#### Data to process:
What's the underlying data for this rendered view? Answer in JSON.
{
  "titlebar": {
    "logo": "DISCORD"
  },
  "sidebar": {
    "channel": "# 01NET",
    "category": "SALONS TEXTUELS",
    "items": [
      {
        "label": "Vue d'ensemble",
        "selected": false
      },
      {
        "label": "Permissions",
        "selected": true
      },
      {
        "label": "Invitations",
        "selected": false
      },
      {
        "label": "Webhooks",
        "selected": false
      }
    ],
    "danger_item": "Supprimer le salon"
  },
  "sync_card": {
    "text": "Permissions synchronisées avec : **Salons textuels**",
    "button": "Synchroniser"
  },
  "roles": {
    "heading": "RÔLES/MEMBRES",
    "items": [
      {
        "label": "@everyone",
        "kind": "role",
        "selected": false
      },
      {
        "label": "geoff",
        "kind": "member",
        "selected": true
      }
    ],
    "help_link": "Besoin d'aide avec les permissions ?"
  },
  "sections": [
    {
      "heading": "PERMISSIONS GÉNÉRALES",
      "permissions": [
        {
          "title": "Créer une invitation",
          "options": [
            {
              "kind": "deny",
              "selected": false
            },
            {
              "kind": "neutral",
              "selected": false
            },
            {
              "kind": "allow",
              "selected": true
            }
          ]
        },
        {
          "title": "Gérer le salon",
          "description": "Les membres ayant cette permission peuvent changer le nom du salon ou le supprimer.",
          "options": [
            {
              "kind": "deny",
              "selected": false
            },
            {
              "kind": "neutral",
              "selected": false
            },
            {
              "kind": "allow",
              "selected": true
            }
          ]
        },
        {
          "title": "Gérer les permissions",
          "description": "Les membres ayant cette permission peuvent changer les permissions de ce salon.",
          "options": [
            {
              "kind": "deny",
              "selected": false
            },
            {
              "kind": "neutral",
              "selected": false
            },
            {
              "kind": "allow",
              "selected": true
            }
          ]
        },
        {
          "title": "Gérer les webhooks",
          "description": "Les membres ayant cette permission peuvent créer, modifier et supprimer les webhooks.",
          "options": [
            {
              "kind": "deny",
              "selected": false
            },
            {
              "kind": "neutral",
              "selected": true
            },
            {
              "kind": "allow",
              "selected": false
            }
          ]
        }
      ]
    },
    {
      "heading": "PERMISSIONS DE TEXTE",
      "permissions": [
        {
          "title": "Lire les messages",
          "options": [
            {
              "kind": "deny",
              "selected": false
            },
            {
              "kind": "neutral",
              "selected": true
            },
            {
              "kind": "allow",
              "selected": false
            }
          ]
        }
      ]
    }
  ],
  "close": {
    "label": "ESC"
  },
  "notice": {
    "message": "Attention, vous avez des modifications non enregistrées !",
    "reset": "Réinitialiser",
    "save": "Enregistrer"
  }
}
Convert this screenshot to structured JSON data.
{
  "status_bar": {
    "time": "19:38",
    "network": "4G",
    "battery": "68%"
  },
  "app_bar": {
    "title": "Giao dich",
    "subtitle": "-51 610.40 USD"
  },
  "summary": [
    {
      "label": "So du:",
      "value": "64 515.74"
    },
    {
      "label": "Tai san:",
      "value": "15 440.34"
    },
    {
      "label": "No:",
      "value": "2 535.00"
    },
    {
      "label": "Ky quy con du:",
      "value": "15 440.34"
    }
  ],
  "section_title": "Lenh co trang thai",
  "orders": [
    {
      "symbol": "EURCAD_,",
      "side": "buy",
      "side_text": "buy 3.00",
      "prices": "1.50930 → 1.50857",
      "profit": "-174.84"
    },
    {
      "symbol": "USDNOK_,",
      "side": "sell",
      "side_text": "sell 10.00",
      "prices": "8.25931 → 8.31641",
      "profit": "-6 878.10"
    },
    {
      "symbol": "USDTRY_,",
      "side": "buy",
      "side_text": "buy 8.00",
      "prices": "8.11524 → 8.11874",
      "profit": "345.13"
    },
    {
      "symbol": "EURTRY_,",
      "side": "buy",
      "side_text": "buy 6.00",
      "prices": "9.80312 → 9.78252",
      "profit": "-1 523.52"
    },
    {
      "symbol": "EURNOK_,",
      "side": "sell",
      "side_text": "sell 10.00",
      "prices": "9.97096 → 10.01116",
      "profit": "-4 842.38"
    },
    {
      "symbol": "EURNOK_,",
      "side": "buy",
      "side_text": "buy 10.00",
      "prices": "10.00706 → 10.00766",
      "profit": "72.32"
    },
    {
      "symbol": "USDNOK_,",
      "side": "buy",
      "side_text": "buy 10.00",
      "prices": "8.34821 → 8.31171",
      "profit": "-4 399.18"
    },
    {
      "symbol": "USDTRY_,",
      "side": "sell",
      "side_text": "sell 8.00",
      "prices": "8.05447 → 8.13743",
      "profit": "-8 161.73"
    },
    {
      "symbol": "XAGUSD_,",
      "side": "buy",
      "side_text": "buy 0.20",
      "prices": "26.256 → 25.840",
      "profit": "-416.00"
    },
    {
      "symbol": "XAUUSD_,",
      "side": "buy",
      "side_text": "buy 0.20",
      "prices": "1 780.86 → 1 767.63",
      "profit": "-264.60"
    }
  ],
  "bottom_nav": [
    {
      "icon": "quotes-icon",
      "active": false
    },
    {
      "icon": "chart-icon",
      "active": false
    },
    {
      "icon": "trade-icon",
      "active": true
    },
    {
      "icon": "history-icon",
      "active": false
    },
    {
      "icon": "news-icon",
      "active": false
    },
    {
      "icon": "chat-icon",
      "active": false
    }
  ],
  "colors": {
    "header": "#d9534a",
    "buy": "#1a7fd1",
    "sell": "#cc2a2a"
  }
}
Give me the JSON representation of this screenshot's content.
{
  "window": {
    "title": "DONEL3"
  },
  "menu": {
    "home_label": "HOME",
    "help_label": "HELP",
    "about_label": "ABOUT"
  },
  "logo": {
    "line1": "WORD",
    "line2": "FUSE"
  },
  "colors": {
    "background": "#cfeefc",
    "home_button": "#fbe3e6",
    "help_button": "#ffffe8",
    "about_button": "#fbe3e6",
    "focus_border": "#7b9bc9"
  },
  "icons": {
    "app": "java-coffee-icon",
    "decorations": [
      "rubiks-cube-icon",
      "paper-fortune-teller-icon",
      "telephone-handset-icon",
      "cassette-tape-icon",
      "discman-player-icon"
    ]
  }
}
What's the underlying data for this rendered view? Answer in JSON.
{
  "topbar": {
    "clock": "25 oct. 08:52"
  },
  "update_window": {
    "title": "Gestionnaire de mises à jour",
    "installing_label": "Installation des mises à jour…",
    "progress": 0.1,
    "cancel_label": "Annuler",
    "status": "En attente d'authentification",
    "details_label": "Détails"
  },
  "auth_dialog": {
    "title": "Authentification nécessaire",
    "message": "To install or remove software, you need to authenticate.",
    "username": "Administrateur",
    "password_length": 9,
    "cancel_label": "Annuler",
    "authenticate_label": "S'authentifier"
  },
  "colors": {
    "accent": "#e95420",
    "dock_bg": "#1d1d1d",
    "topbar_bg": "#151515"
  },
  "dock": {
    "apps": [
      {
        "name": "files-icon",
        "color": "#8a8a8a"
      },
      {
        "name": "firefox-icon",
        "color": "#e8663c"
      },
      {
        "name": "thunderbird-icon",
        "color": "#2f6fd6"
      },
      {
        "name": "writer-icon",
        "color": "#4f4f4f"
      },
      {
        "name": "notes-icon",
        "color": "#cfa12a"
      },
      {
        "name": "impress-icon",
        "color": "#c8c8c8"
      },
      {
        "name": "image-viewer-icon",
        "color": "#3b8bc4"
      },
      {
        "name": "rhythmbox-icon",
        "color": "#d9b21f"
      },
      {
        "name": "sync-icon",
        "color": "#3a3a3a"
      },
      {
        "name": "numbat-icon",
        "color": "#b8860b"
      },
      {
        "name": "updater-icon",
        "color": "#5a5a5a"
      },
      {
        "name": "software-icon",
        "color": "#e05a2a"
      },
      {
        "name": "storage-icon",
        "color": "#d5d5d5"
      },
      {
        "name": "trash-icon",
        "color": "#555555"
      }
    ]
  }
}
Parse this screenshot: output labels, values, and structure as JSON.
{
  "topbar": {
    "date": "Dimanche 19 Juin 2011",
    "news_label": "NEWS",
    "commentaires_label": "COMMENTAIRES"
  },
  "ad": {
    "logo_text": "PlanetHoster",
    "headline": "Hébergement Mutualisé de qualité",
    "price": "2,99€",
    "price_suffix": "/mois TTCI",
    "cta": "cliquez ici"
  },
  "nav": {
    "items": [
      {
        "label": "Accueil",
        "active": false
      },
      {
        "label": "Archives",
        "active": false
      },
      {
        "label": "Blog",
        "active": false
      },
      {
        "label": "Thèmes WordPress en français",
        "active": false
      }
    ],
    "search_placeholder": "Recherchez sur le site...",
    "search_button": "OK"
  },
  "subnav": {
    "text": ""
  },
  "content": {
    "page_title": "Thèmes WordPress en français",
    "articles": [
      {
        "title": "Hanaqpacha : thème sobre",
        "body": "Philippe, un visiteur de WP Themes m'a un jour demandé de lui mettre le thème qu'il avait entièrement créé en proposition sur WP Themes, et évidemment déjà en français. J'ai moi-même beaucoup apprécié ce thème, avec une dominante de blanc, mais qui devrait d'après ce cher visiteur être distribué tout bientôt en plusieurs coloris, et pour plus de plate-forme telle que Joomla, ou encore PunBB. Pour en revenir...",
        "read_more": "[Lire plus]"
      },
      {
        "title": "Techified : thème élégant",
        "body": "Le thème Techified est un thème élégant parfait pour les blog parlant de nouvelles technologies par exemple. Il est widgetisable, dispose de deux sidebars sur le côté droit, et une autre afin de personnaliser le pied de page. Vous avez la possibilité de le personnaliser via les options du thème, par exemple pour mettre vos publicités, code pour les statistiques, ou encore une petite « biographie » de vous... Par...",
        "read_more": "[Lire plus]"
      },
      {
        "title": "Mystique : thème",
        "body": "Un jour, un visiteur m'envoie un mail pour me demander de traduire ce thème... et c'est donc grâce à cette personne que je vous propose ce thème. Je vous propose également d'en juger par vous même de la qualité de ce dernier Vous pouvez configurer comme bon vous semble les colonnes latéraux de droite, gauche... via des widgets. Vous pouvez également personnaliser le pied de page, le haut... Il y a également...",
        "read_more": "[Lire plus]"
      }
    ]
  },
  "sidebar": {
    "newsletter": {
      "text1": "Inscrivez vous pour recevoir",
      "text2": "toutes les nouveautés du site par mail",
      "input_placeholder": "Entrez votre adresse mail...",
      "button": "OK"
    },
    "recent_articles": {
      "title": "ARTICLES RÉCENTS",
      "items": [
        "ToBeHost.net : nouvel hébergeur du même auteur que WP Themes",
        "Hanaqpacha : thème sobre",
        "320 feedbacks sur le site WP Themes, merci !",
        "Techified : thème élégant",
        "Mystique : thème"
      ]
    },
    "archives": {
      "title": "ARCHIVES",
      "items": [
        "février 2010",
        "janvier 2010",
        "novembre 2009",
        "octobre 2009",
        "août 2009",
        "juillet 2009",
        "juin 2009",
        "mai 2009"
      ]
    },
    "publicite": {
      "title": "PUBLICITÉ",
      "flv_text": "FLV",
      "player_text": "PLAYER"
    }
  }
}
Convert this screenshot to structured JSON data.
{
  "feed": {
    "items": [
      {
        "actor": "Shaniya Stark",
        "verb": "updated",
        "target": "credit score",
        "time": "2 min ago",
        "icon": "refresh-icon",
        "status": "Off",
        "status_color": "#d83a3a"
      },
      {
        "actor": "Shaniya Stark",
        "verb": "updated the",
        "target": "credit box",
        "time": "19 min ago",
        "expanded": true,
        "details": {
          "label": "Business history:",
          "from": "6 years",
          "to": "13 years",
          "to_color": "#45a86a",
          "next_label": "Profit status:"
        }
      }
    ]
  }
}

#### Brief:
Read the entries and pick out all lines that include the word "Thèmes".

#### Written solution:
        "label": "Thèmes WordPress en français",
    "page_title": "Thèmes WordPress en français",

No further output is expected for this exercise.